** START Dataset excerpts **
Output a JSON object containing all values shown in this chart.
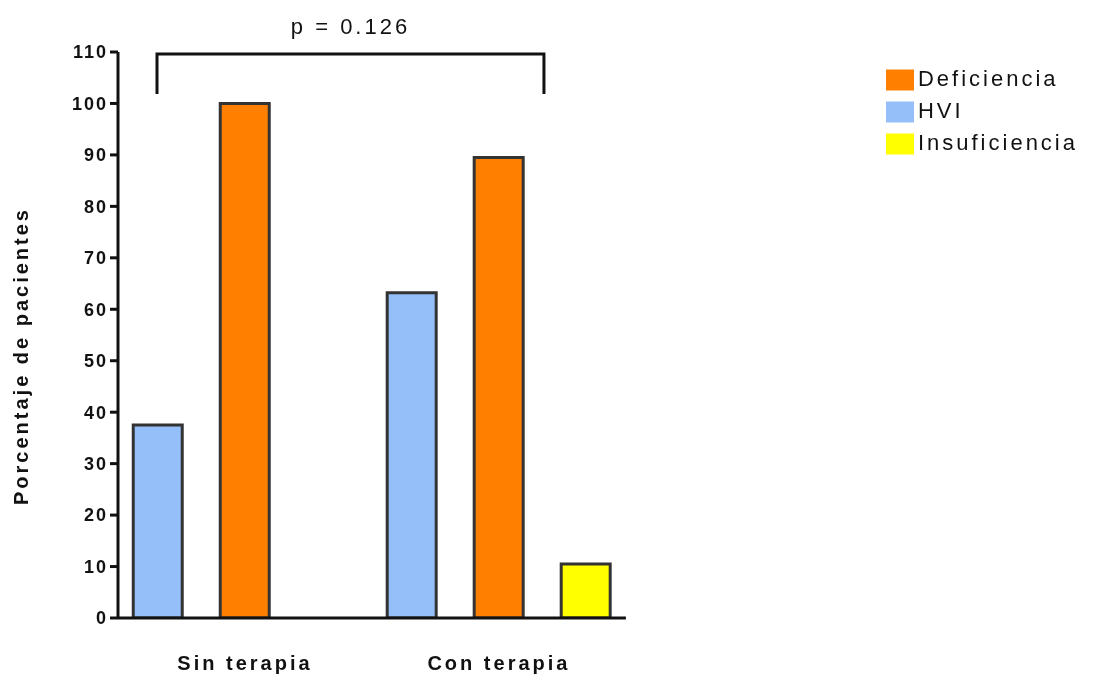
{
  "chart_data": {
    "type": "bar",
    "ylabel": "Porcentaje de pacientes",
    "categories": [
      "Sin terapia",
      "Con terapia"
    ],
    "series": [
      {
        "name": "HVI",
        "color": "#94bff8",
        "values": [
          37.5,
          63.2
        ]
      },
      {
        "name": "Deficiencia",
        "color": "#ff8000",
        "values": [
          100,
          89.5
        ]
      },
      {
        "name": "Insuficiencia",
        "color": "#ffff00",
        "values": [
          null,
          10.5
        ]
      }
    ],
    "ylim": [
      0,
      110
    ],
    "yticks": [
      0,
      10,
      20,
      30,
      40,
      50,
      60,
      70,
      80,
      90,
      100,
      110
    ],
    "grid": false,
    "legend": "top right",
    "annotations": [
      "p = 0.126"
    ]
  }
}
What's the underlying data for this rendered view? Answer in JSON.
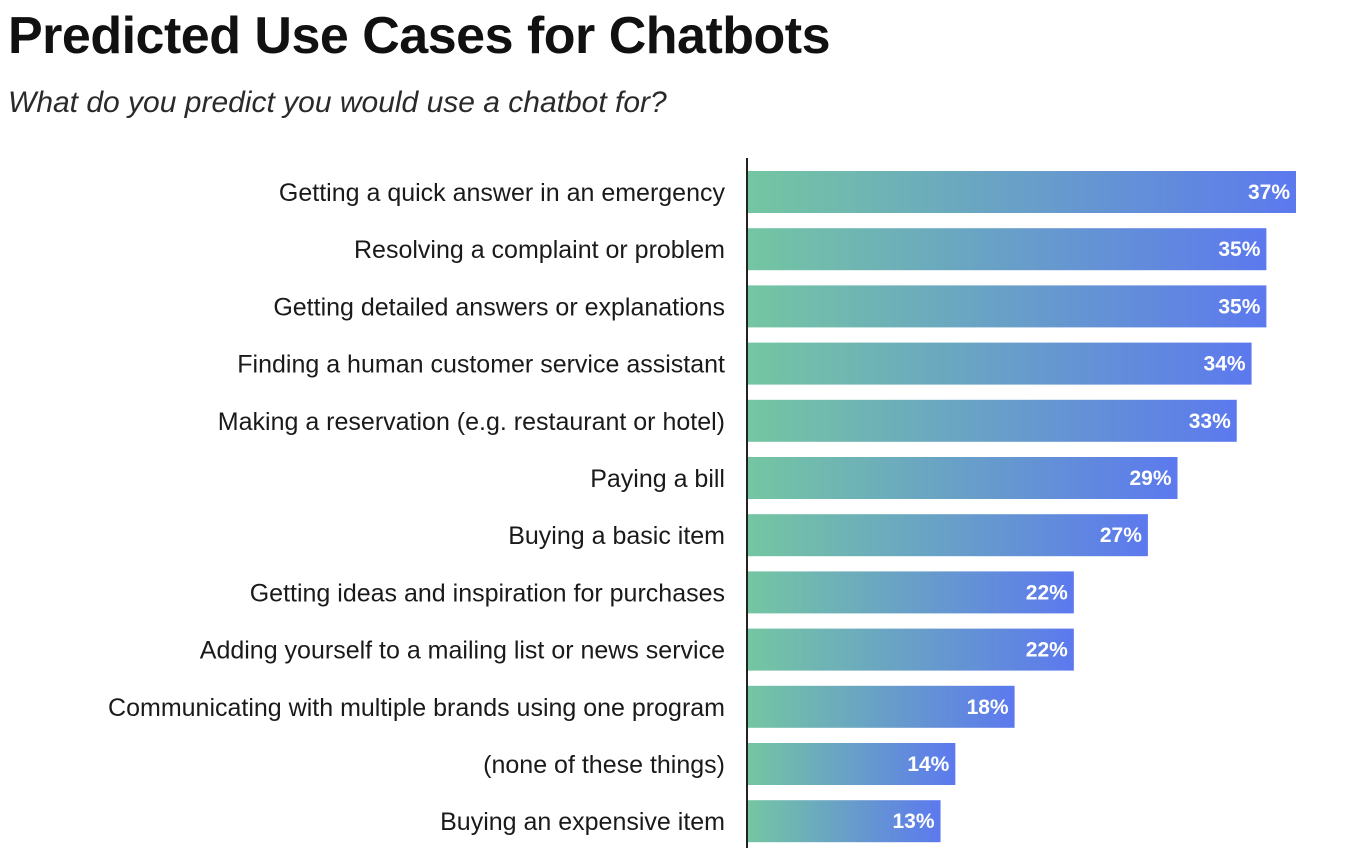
{
  "chart_data": {
    "type": "bar",
    "orientation": "horizontal",
    "title": "Predicted Use Cases for Chatbots",
    "subtitle": "What do you predict you would use a chatbot for?",
    "categories": [
      "Getting a quick answer in an emergency",
      "Resolving a complaint or problem",
      "Getting detailed answers or explanations",
      "Finding a human customer service assistant",
      "Making a reservation (e.g. restaurant or hotel)",
      "Paying a bill",
      "Buying a basic item",
      "Getting ideas and inspiration for purchases",
      "Adding yourself to a mailing list or news service",
      "Communicating with multiple brands using one program",
      "(none of these things)",
      "Buying an expensive item"
    ],
    "values": [
      37,
      35,
      35,
      34,
      33,
      29,
      27,
      22,
      22,
      18,
      14,
      13
    ],
    "value_labels": [
      "37%",
      "35%",
      "35%",
      "34%",
      "33%",
      "29%",
      "27%",
      "22%",
      "22%",
      "18%",
      "14%",
      "13%"
    ],
    "xlim": [
      0,
      37
    ],
    "grid": false,
    "legend": "none",
    "colors": {
      "gradient_start": "#74c6a2",
      "gradient_end": "#5c79ee",
      "axis": "#222222"
    }
  }
}
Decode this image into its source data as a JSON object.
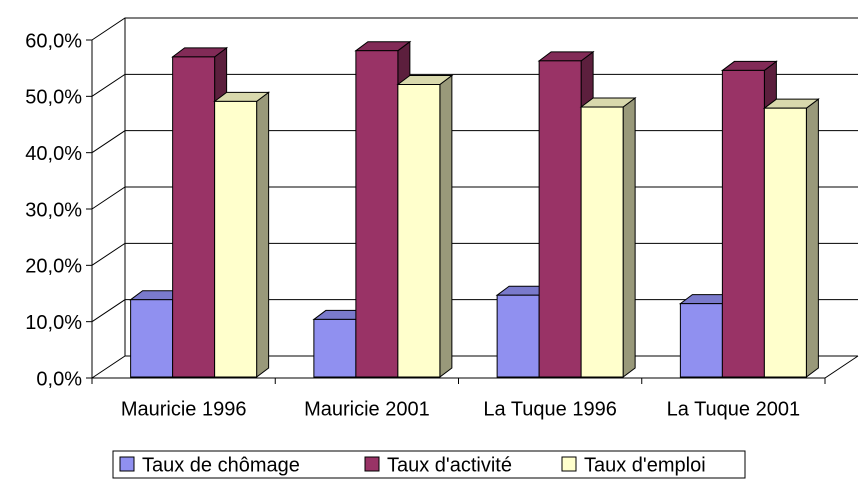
{
  "chart_data": {
    "type": "bar3d",
    "categories": [
      "Mauricie 1996",
      "Mauricie 2001",
      "La Tuque 1996",
      "La Tuque 2001"
    ],
    "series": [
      {
        "name": "Taux de chômage",
        "color": "#9090f0",
        "values": [
          13.9,
          10.4,
          14.7,
          13.2
        ]
      },
      {
        "name": "Taux d'activité",
        "color": "#993366",
        "values": [
          57.0,
          58.1,
          56.3,
          54.6
        ]
      },
      {
        "name": "Taux d'emploi",
        "color": "#ffffcc",
        "values": [
          49.1,
          52.1,
          48.1,
          47.9
        ]
      }
    ],
    "ylim": [
      0,
      60
    ],
    "yticks": [
      {
        "value": 0,
        "label": "0,0%"
      },
      {
        "value": 10,
        "label": "10,0%"
      },
      {
        "value": 20,
        "label": "20,0%"
      },
      {
        "value": 30,
        "label": "30,0%"
      },
      {
        "value": 40,
        "label": "40,0%"
      },
      {
        "value": 50,
        "label": "50,0%"
      },
      {
        "value": 60,
        "label": "60,0%"
      }
    ],
    "grid": true,
    "legend": "bottom"
  }
}
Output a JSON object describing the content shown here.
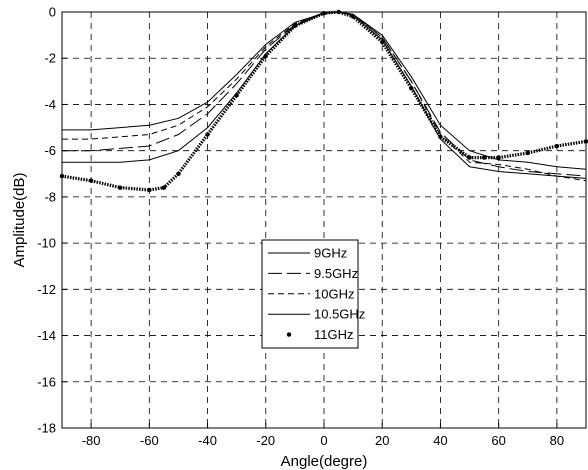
{
  "chart_data": {
    "type": "line",
    "title": "",
    "xlabel": "Angle(degre)",
    "ylabel": "Amplitude(dB)",
    "xlim": [
      -90,
      90
    ],
    "ylim": [
      -18,
      0
    ],
    "xticks": [
      -80,
      -60,
      -40,
      -20,
      0,
      20,
      40,
      60,
      80
    ],
    "yticks": [
      0,
      -2,
      -4,
      -6,
      -8,
      -10,
      -12,
      -14,
      -16,
      -18
    ],
    "grid": true,
    "legend_position": "center",
    "series": [
      {
        "name": "9GHz",
        "style": "solid",
        "x": [
          -90,
          -80,
          -70,
          -60,
          -50,
          -40,
          -30,
          -20,
          -10,
          0,
          5,
          10,
          20,
          30,
          40,
          50,
          60,
          70,
          80,
          90
        ],
        "y": [
          -5.1,
          -5.1,
          -5.0,
          -4.9,
          -4.6,
          -3.9,
          -2.7,
          -1.4,
          -0.45,
          -0.05,
          0,
          -0.1,
          -1.0,
          -2.8,
          -4.9,
          -6.0,
          -6.4,
          -6.5,
          -6.7,
          -6.8
        ]
      },
      {
        "name": "9.5GHz",
        "style": "longdash",
        "x": [
          -90,
          -80,
          -70,
          -60,
          -50,
          -40,
          -30,
          -20,
          -10,
          0,
          5,
          10,
          20,
          30,
          40,
          50,
          60,
          70,
          80,
          90
        ],
        "y": [
          -6.0,
          -6.0,
          -5.9,
          -5.8,
          -5.3,
          -4.4,
          -3.1,
          -1.6,
          -0.55,
          -0.05,
          0,
          -0.1,
          -1.1,
          -3.0,
          -5.2,
          -6.4,
          -6.7,
          -6.9,
          -7.0,
          -7.1
        ]
      },
      {
        "name": "10GHz",
        "style": "dash",
        "x": [
          -90,
          -80,
          -70,
          -60,
          -50,
          -40,
          -30,
          -20,
          -10,
          0,
          5,
          10,
          20,
          30,
          40,
          50,
          60,
          70,
          80,
          90
        ],
        "y": [
          -5.5,
          -5.5,
          -5.4,
          -5.3,
          -4.9,
          -4.1,
          -2.9,
          -1.5,
          -0.5,
          -0.05,
          0,
          -0.1,
          -1.1,
          -3.0,
          -5.3,
          -6.5,
          -6.6,
          -6.8,
          -7.1,
          -7.3
        ]
      },
      {
        "name": "10.5GHz",
        "style": "solid",
        "x": [
          -90,
          -80,
          -70,
          -60,
          -50,
          -40,
          -30,
          -20,
          -10,
          0,
          5,
          10,
          20,
          30,
          40,
          50,
          60,
          70,
          80,
          90
        ],
        "y": [
          -6.5,
          -6.5,
          -6.5,
          -6.4,
          -6.0,
          -5.0,
          -3.5,
          -1.8,
          -0.6,
          -0.05,
          0,
          -0.15,
          -1.2,
          -3.2,
          -5.5,
          -6.7,
          -6.9,
          -7.0,
          -7.1,
          -7.2
        ]
      },
      {
        "name": "11GHz",
        "style": "dotmarker",
        "x": [
          -90,
          -80,
          -70,
          -60,
          -55,
          -50,
          -40,
          -30,
          -20,
          -10,
          0,
          5,
          10,
          20,
          30,
          40,
          50,
          55,
          60,
          70,
          80,
          90
        ],
        "y": [
          -7.1,
          -7.3,
          -7.6,
          -7.7,
          -7.6,
          -7.0,
          -5.3,
          -3.6,
          -1.9,
          -0.6,
          -0.05,
          0,
          -0.2,
          -1.3,
          -3.3,
          -5.4,
          -6.3,
          -6.3,
          -6.3,
          -6.1,
          -5.8,
          -5.6
        ]
      }
    ]
  }
}
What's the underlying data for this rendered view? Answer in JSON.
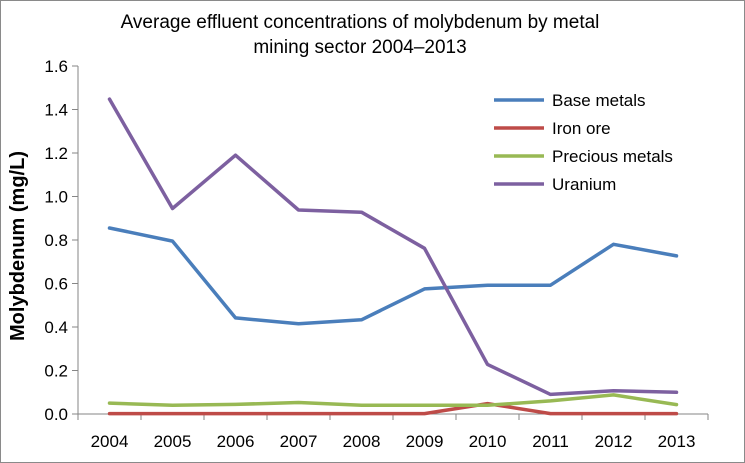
{
  "chart_data": {
    "type": "line",
    "title_line1": "Average effluent concentrations of molybdenum  by metal",
    "title_line2": "mining sector 2004–2013",
    "xlabel": "",
    "ylabel": "Molybdenum (mg/L)",
    "categories": [
      "2004",
      "2005",
      "2006",
      "2007",
      "2008",
      "2009",
      "2010",
      "2011",
      "2012",
      "2013"
    ],
    "ylim": [
      0,
      1.6
    ],
    "yticks": [
      "0.0",
      "0.2",
      "0.4",
      "0.6",
      "0.8",
      "1.0",
      "1.2",
      "1.4",
      "1.6"
    ],
    "grid": false,
    "legend_position": "top-right",
    "series": [
      {
        "name": "Base metals",
        "color": "#4a7ebb",
        "values": [
          0.855,
          0.795,
          0.442,
          0.415,
          0.433,
          0.575,
          0.592,
          0.592,
          0.78,
          0.727
        ]
      },
      {
        "name": "Iron ore",
        "color": "#be4b48",
        "values": [
          0.002,
          0.002,
          0.002,
          0.002,
          0.002,
          0.002,
          0.048,
          0.002,
          0.002,
          0.002
        ]
      },
      {
        "name": "Precious metals",
        "color": "#98b954",
        "values": [
          0.05,
          0.04,
          0.044,
          0.053,
          0.04,
          0.04,
          0.04,
          0.06,
          0.088,
          0.043
        ]
      },
      {
        "name": "Uranium",
        "color": "#7d60a0",
        "values": [
          1.448,
          0.945,
          1.19,
          0.938,
          0.928,
          0.762,
          0.228,
          0.09,
          0.107,
          0.1
        ]
      }
    ]
  }
}
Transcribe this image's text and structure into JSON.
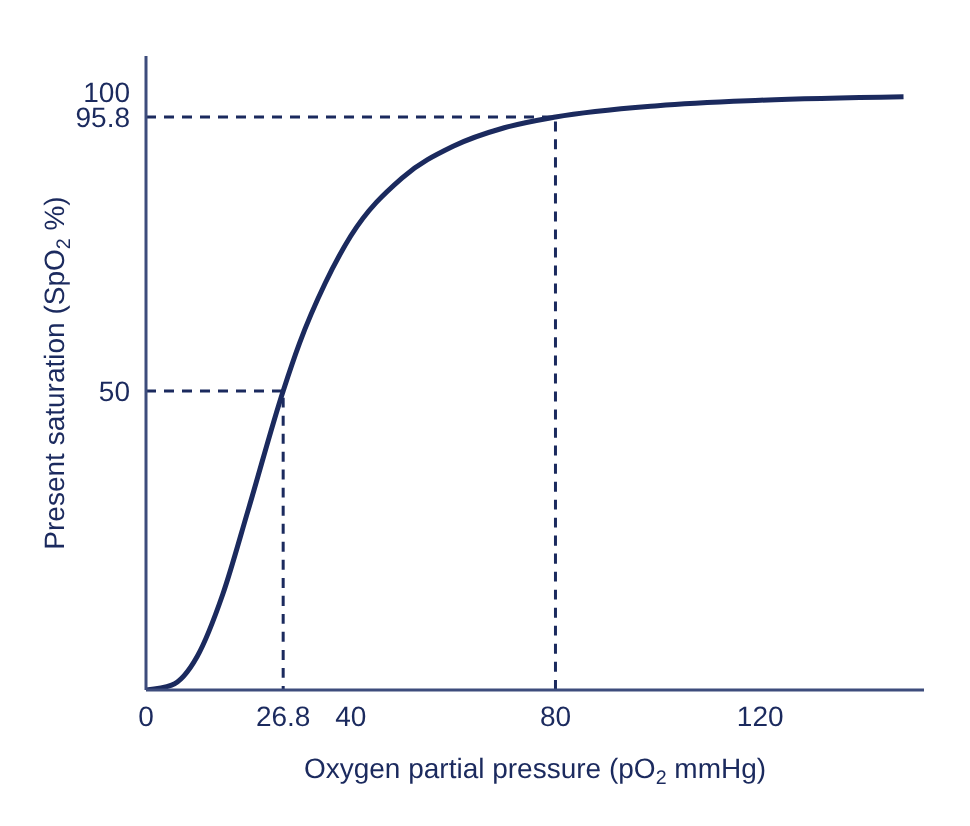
{
  "chart_data": {
    "type": "line",
    "xlabel": "Oxygen partial pressure (pO$_{2}$ mmHg)",
    "ylabel": "Present saturation (SpO$_{2}$ %)",
    "xlim": [
      0,
      152
    ],
    "ylim": [
      0,
      106
    ],
    "xticks": [
      0,
      26.8,
      40,
      80,
      120
    ],
    "yticks": [
      50,
      95.8,
      100
    ],
    "grid": false,
    "legend": false,
    "marker": "none",
    "series": [
      {
        "color": "#1b2a5e",
        "line_style": "solid",
        "x": [
          0,
          5,
          10,
          15,
          20,
          26.8,
          30,
          35,
          40,
          50,
          60,
          70,
          80,
          100,
          120,
          148
        ],
        "values": [
          0,
          0.8,
          5.6,
          16,
          30.2,
          50,
          58,
          68,
          75.9,
          85.6,
          90.9,
          94,
          95.8,
          97.7,
          98.6,
          99.2
        ]
      },
      {
        "color": "#1b2a5e",
        "line_style": "dashed",
        "x": [
          0,
          26.8,
          26.8
        ],
        "values": [
          50,
          50,
          0
        ]
      },
      {
        "color": "#1b2a5e",
        "line_style": "dashed",
        "x": [
          0,
          80,
          80
        ],
        "values": [
          95.8,
          95.8,
          0
        ]
      }
    ]
  }
}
** END Dataset excerpts **
- Stated task
Gather every line from the listing above in which the word "right" appears.

- Solution
    "legend": "top right",
    "legend_position": "top-right",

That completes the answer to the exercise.